## START EXCERPTED DATA
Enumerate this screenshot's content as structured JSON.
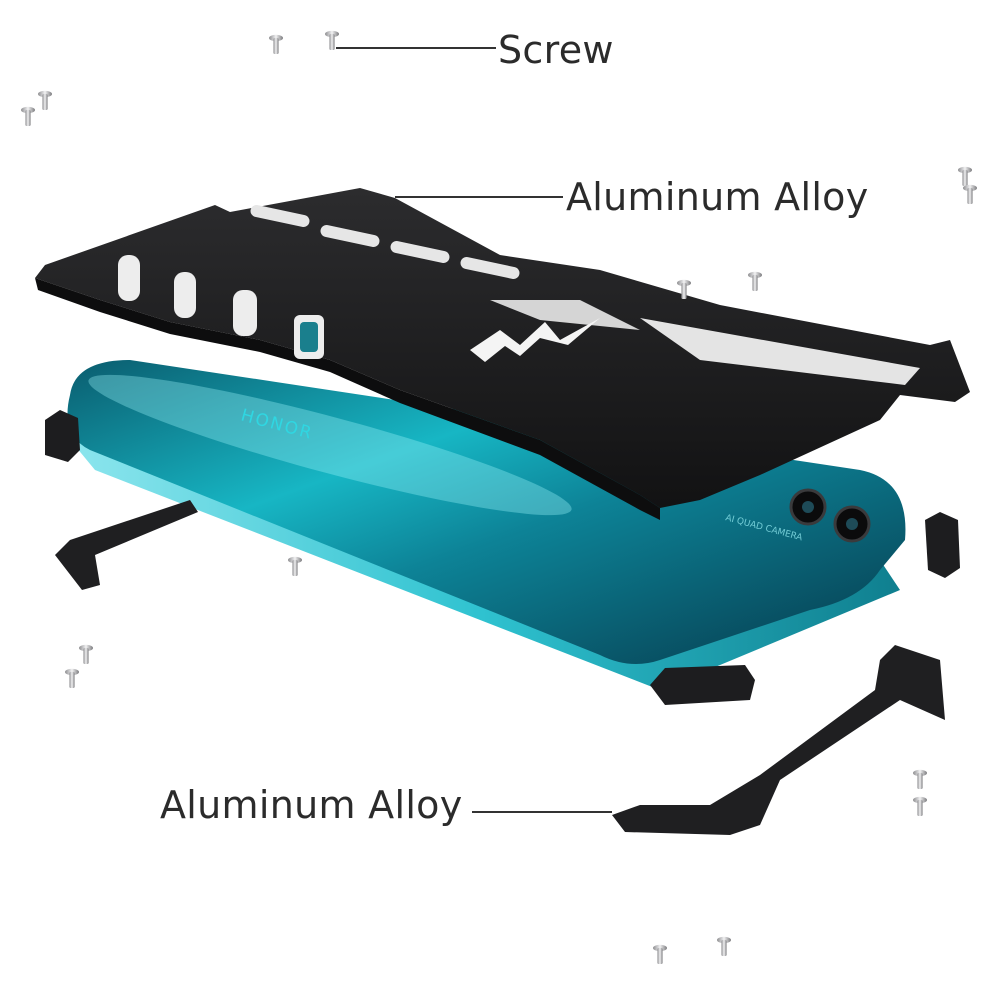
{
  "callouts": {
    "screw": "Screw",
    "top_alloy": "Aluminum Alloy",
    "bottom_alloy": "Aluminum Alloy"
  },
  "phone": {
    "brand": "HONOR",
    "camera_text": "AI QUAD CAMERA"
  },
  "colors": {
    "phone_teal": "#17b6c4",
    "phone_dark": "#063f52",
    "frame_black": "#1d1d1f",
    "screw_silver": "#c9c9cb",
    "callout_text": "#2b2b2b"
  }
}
## END EXCERPTED DATA
## START EXCERPTED DATA
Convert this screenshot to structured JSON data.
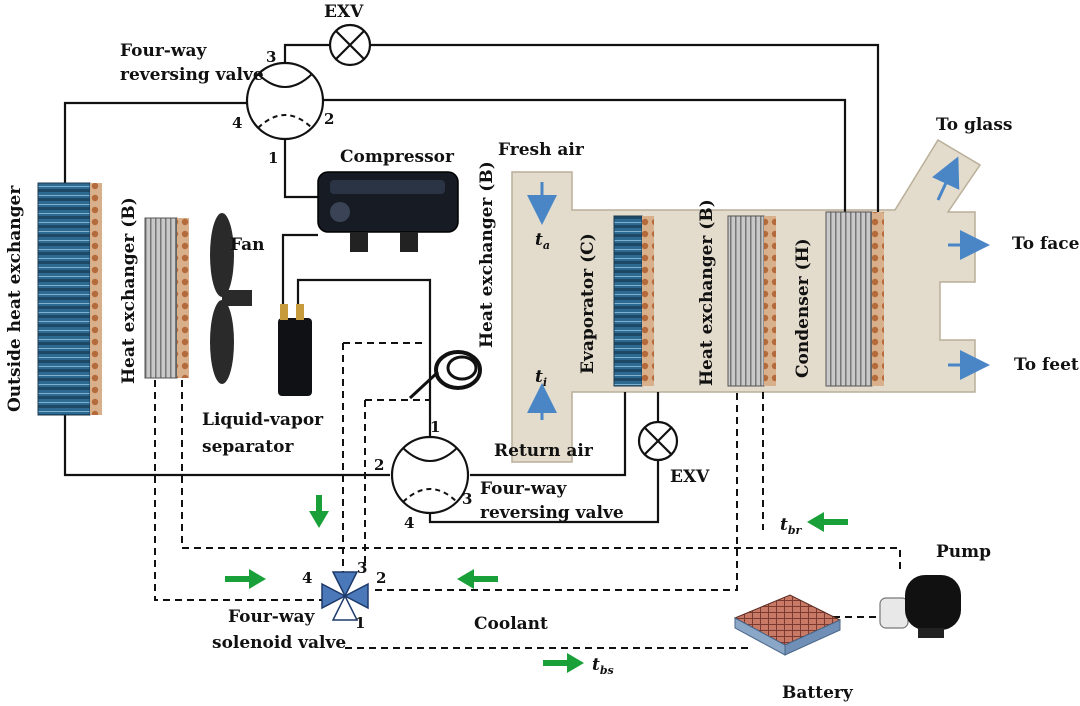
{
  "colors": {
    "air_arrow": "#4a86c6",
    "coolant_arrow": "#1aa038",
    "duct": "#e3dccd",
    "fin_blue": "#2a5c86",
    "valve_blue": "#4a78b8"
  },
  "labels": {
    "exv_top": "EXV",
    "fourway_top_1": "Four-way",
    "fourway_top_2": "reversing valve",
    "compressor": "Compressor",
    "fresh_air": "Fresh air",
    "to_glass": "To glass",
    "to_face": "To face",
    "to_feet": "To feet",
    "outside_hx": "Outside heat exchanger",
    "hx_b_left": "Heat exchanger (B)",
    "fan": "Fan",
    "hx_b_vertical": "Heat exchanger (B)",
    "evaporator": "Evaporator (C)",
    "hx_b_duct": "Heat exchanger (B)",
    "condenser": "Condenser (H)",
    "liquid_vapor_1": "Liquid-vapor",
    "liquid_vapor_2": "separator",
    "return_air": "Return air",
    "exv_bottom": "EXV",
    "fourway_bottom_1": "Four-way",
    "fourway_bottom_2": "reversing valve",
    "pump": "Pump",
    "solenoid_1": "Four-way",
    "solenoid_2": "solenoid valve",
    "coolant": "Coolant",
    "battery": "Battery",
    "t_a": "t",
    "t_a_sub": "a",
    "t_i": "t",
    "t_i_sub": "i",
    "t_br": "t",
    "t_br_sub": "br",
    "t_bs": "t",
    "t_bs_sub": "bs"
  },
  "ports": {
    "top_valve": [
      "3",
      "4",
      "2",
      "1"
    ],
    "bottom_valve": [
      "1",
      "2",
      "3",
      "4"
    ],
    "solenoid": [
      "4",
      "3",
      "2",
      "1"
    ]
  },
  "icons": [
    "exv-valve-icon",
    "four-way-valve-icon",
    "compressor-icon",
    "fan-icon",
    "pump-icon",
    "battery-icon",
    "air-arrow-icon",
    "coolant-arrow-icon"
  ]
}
## END EXCERPTED DATA
__EXERCISE DESCRIPTION__.
What is the number of lines in the records that contain the word "compressor"? Answer with the number and nothing else.

__RESULT__.
2